INSTRUCTIONS FOR THE TASK:
Go through the listing and copy each line with the string "cemeteries".

Extracted records:

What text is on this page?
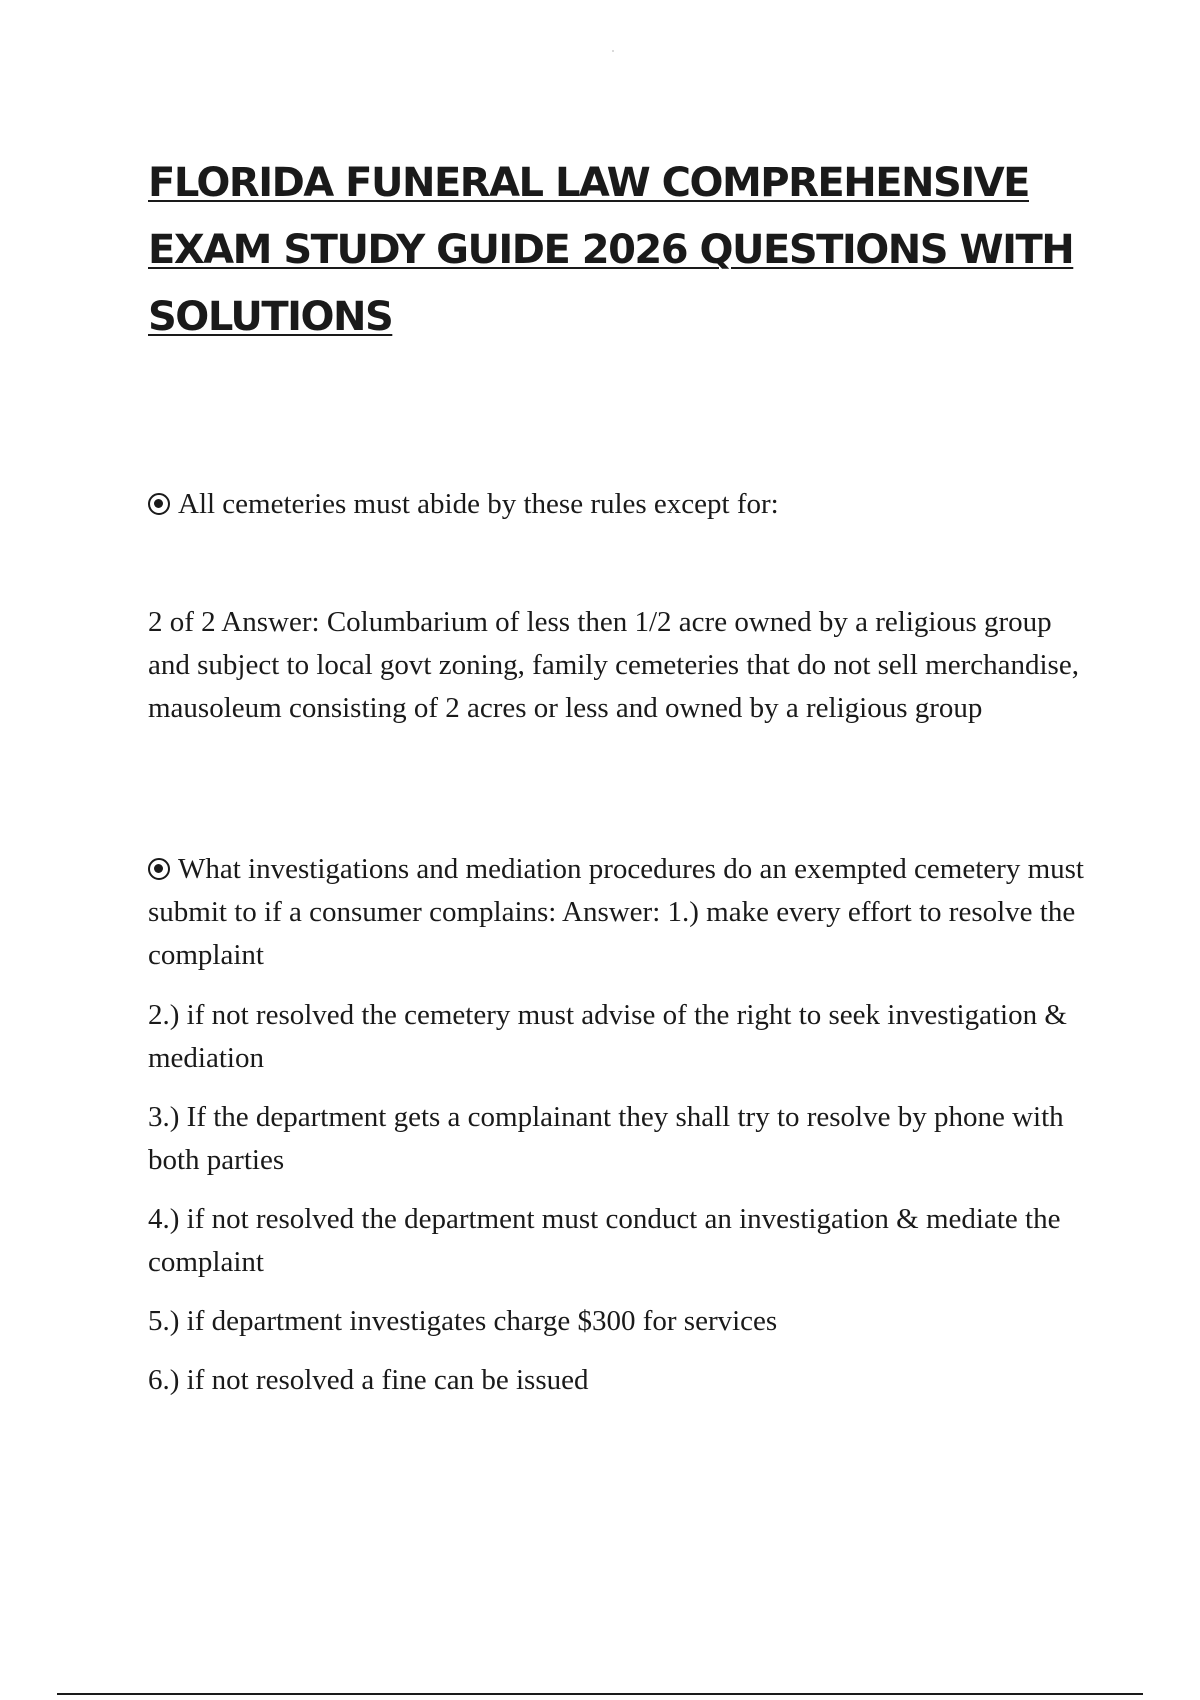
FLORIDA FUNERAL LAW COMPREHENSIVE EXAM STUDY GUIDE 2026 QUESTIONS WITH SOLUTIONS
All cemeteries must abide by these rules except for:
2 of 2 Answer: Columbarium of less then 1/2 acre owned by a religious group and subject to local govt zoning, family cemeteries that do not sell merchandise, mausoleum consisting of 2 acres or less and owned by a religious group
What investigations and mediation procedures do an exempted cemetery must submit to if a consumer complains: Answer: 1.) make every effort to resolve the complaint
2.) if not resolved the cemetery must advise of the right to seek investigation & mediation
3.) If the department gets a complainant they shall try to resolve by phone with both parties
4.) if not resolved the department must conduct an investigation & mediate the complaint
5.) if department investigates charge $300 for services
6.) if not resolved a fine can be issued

EXPECTED ANSWER:
All cemeteries must abide by these rules except for:
2 of 2 Answer: Columbarium of less then 1/2 acre owned by a religious group and subject to local govt zoning, family cemeteries that do not sell merchandise, mausoleum consisting of 2 acres or less and owned by a religious group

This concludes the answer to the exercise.